[Stored data entries]
[Start]

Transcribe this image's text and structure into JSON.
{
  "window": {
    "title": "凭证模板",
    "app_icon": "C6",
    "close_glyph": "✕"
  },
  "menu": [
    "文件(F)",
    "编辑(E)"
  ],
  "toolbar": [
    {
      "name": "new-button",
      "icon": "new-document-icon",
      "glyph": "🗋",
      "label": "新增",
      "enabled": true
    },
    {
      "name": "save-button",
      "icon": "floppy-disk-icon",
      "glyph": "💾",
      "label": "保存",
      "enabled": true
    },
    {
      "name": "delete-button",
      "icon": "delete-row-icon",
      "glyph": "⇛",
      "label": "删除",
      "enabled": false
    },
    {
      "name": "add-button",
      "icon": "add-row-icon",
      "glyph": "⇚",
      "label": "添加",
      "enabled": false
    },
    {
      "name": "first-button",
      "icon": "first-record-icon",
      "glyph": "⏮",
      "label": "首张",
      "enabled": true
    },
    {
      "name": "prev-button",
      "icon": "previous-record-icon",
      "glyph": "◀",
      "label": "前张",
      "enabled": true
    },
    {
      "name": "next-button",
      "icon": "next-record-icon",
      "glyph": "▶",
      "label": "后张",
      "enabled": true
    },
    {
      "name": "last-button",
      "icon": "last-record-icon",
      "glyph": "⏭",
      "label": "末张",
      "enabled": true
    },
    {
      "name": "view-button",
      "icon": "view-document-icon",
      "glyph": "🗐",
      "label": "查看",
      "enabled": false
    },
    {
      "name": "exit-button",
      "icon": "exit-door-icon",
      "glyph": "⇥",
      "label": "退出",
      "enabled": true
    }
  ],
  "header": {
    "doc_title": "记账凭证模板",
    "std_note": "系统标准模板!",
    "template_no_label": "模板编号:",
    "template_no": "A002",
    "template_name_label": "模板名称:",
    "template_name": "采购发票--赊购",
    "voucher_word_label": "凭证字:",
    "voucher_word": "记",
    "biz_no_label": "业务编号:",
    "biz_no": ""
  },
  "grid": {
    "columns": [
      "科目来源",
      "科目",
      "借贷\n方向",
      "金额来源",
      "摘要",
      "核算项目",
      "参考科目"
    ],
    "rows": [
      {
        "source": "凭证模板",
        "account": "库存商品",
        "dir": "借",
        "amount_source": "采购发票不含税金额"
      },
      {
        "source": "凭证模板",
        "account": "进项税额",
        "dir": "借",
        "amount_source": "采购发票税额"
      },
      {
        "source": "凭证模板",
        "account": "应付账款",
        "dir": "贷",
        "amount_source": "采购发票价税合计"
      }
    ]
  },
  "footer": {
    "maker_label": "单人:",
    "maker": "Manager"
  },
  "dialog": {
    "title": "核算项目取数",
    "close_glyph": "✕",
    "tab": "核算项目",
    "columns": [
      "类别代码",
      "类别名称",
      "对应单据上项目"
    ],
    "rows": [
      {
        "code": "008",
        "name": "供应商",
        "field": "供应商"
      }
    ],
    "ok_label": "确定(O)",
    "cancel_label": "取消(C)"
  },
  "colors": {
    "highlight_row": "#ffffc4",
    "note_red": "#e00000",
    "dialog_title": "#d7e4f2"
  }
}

[End]

All of the entries must be quoted exactly; please include each one.

Transcribe this image's text and structure into JSON.
{
  "window": {
    "title": "凭证模板",
    "app_icon": "C6",
    "close_glyph": "✕"
  },
  "menu": [
    "文件(F)",
    "编辑(E)"
  ],
  "toolbar": [
    {
      "name": "new-button",
      "icon": "new-document-icon",
      "glyph": "🗋",
      "label": "新增",
      "enabled": true
    },
    {
      "name": "save-button",
      "icon": "floppy-disk-icon",
      "glyph": "💾",
      "label": "保存",
      "enabled": true
    },
    {
      "name": "delete-button",
      "icon": "delete-row-icon",
      "glyph": "⇛",
      "label": "删除",
      "enabled": false
    },
    {
      "name": "add-button",
      "icon": "add-row-icon",
      "glyph": "⇚",
      "label": "添加",
      "enabled": false
    },
    {
      "name": "first-button",
      "icon": "first-record-icon",
      "glyph": "⏮",
      "label": "首张",
      "enabled": true
    },
    {
      "name": "prev-button",
      "icon": "previous-record-icon",
      "glyph": "◀",
      "label": "前张",
      "enabled": true
    },
    {
      "name": "next-button",
      "icon": "next-record-icon",
      "glyph": "▶",
      "label": "后张",
      "enabled": true
    },
    {
      "name": "last-button",
      "icon": "last-record-icon",
      "glyph": "⏭",
      "label": "末张",
      "enabled": true
    },
    {
      "name": "view-button",
      "icon": "view-document-icon",
      "glyph": "🗐",
      "label": "查看",
      "enabled": false
    },
    {
      "name": "exit-button",
      "icon": "exit-door-icon",
      "glyph": "⇥",
      "label": "退出",
      "enabled": true
    }
  ],
  "header": {
    "doc_title": "记账凭证模板",
    "std_note": "系统标准模板!",
    "template_no_label": "模板编号:",
    "template_no": "A002",
    "template_name_label": "模板名称:",
    "template_name": "采购发票--赊购",
    "voucher_word_label": "凭证字:",
    "voucher_word": "记",
    "biz_no_label": "业务编号:",
    "biz_no": ""
  },
  "grid": {
    "columns": [
      "科目来源",
      "科目",
      "借贷\n方向",
      "金额来源",
      "摘要",
      "核算项目",
      "参考科目"
    ],
    "rows": [
      {
        "source": "凭证模板",
        "account": "库存商品",
        "dir": "借",
        "amount_source": "采购发票不含税金额"
      },
      {
        "source": "凭证模板",
        "account": "进项税额",
        "dir": "借",
        "amount_source": "采购发票税额"
      },
      {
        "source": "凭证模板",
        "account": "应付账款",
        "dir": "贷",
        "amount_source": "采购发票价税合计"
      }
    ]
  },
  "footer": {
    "maker_label": "单人:",
    "maker": "Manager"
  },
  "dialog": {
    "title": "核算项目取数",
    "close_glyph": "✕",
    "tab": "核算项目",
    "columns": [
      "类别代码",
      "类别名称",
      "对应单据上项目"
    ],
    "rows": [
      {
        "code": "008",
        "name": "供应商",
        "field": "供应商"
      }
    ],
    "ok_label": "确定(O)",
    "cancel_label": "取消(C)"
  },
  "colors": {
    "highlight_row": "#ffffc4",
    "note_red": "#e00000",
    "dialog_title": "#d7e4f2"
  }
}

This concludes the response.